Pull every line holding the string "category" from the records below.

Extracts from a graphics dataset »
◆ ◆ ◆ ◆ ◆ ◆ ◆
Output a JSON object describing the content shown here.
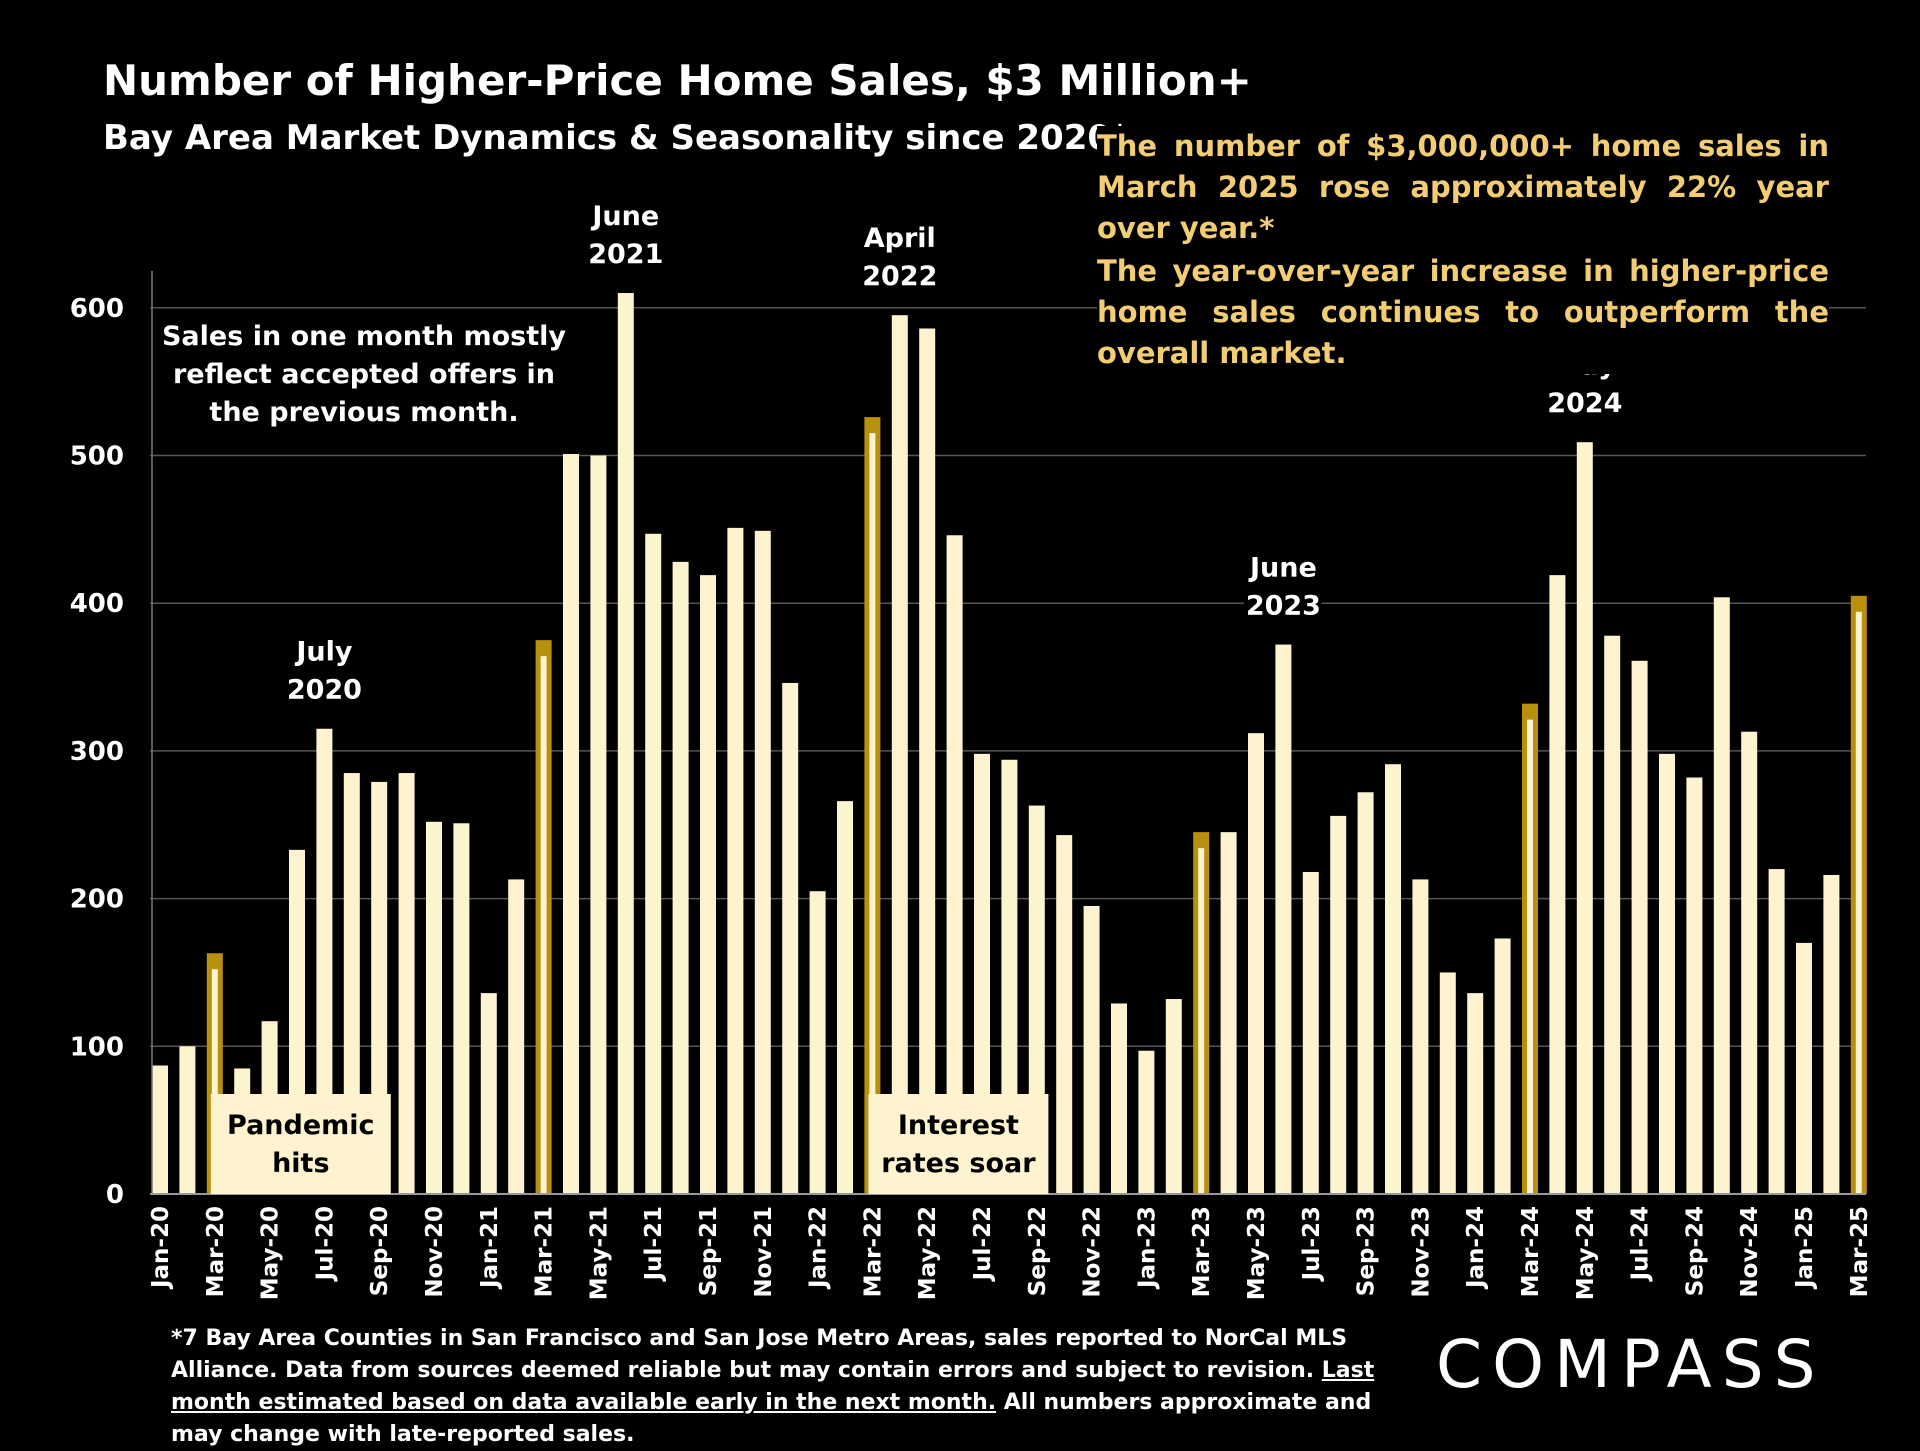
{
  "title": "Number of Higher-Price Home Sales, $3 Million+",
  "subtitle": "Bay Area Market Dynamics & Seasonality since 2020*",
  "callout_1": "The number of $3,000,000+ home sales in March 2025 rose approximately 22% year over year.*",
  "callout_2": "The year-over-year increase in higher-price home sales continues to outperform the overall market.",
  "footnote_part1": "*7 Bay Area Counties in San Francisco and San Jose Metro Areas, sales reported to NorCal MLS Alliance.  Data from sources deemed reliable but may contain errors and subject to revision. ",
  "footnote_underlined": "Last month estimated based on data available early in the next month.",
  "footnote_part2": " All numbers approximate and may change with late-reported sales.",
  "logo": "COMPASS",
  "colors": {
    "bar": "#fdf3cf",
    "highlight": "#b8900e",
    "callout_text": "#f2cd74",
    "background": "#000000",
    "grid": "#555555"
  },
  "chart_data": {
    "type": "bar",
    "categories": [
      "Jan-20",
      "Feb-20",
      "Mar-20",
      "Apr-20",
      "May-20",
      "Jun-20",
      "Jul-20",
      "Aug-20",
      "Sep-20",
      "Oct-20",
      "Nov-20",
      "Dec-20",
      "Jan-21",
      "Feb-21",
      "Mar-21",
      "Apr-21",
      "May-21",
      "Jun-21",
      "Jul-21",
      "Aug-21",
      "Sep-21",
      "Oct-21",
      "Nov-21",
      "Dec-21",
      "Jan-22",
      "Feb-22",
      "Mar-22",
      "Apr-22",
      "May-22",
      "Jun-22",
      "Jul-22",
      "Aug-22",
      "Sep-22",
      "Oct-22",
      "Nov-22",
      "Dec-22",
      "Jan-23",
      "Feb-23",
      "Mar-23",
      "Apr-23",
      "May-23",
      "Jun-23",
      "Jul-23",
      "Aug-23",
      "Sep-23",
      "Oct-23",
      "Nov-23",
      "Dec-23",
      "Jan-24",
      "Feb-24",
      "Mar-24",
      "Apr-24",
      "May-24",
      "Jun-24",
      "Jul-24",
      "Aug-24",
      "Sep-24",
      "Oct-24",
      "Nov-24",
      "Dec-24",
      "Jan-25",
      "Feb-25",
      "Mar-25"
    ],
    "tick_labels": [
      "Jan-20",
      "Mar-20",
      "May-20",
      "Jul-20",
      "Sep-20",
      "Nov-20",
      "Jan-21",
      "Mar-21",
      "May-21",
      "Jul-21",
      "Sep-21",
      "Nov-21",
      "Jan-22",
      "Mar-22",
      "May-22",
      "Jul-22",
      "Sep-22",
      "Nov-22",
      "Jan-23",
      "Mar-23",
      "May-23",
      "Jul-23",
      "Sep-23",
      "Nov-23",
      "Jan-24",
      "Mar-24",
      "May-24",
      "Jul-24",
      "Sep-24",
      "Nov-24",
      "Jan-25",
      "Mar-25"
    ],
    "values": [
      87,
      100,
      163,
      85,
      117,
      233,
      315,
      285,
      279,
      285,
      252,
      251,
      136,
      213,
      375,
      501,
      500,
      610,
      447,
      428,
      419,
      451,
      449,
      346,
      205,
      266,
      526,
      595,
      586,
      446,
      298,
      294,
      263,
      243,
      195,
      129,
      97,
      132,
      245,
      245,
      312,
      372,
      218,
      256,
      272,
      291,
      213,
      150,
      136,
      173,
      332,
      419,
      509,
      378,
      361,
      298,
      282,
      404,
      313,
      220,
      170,
      216,
      405
    ],
    "highlight_indices": [
      2,
      14,
      26,
      38,
      50,
      62
    ],
    "yticks": [
      0,
      100,
      200,
      300,
      400,
      500,
      600
    ],
    "ylim": [
      0,
      625
    ],
    "grid": true,
    "annotations": [
      {
        "text_lines": [
          "July",
          "2020"
        ],
        "category": "Jul-20"
      },
      {
        "text_lines": [
          "June",
          "2021"
        ],
        "category": "Jun-21"
      },
      {
        "text_lines": [
          "April",
          "2022"
        ],
        "category": "Apr-22"
      },
      {
        "text_lines": [
          "June",
          "2023"
        ],
        "category": "Jun-23"
      },
      {
        "text_lines": [
          "May",
          "2024"
        ],
        "category": "May-24"
      }
    ],
    "note_text_lines": [
      "Sales in one month mostly",
      "reflect accepted offers in",
      "the previous month."
    ],
    "boxed_labels": [
      {
        "text_lines": [
          "Pandemic",
          "hits"
        ],
        "category": "Mar-20"
      },
      {
        "text_lines": [
          "Interest",
          "rates soar"
        ],
        "category": "Mar-22"
      }
    ]
  }
}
◆ ◆ ◆ ◆ ◆ ◆ ◆
Task response »
        "category": "Jul-20"
        "category": "Jun-21"
        "category": "Apr-22"
        "category": "Jun-23"
        "category": "May-24"
        "category": "Mar-20"
        "category": "Mar-22"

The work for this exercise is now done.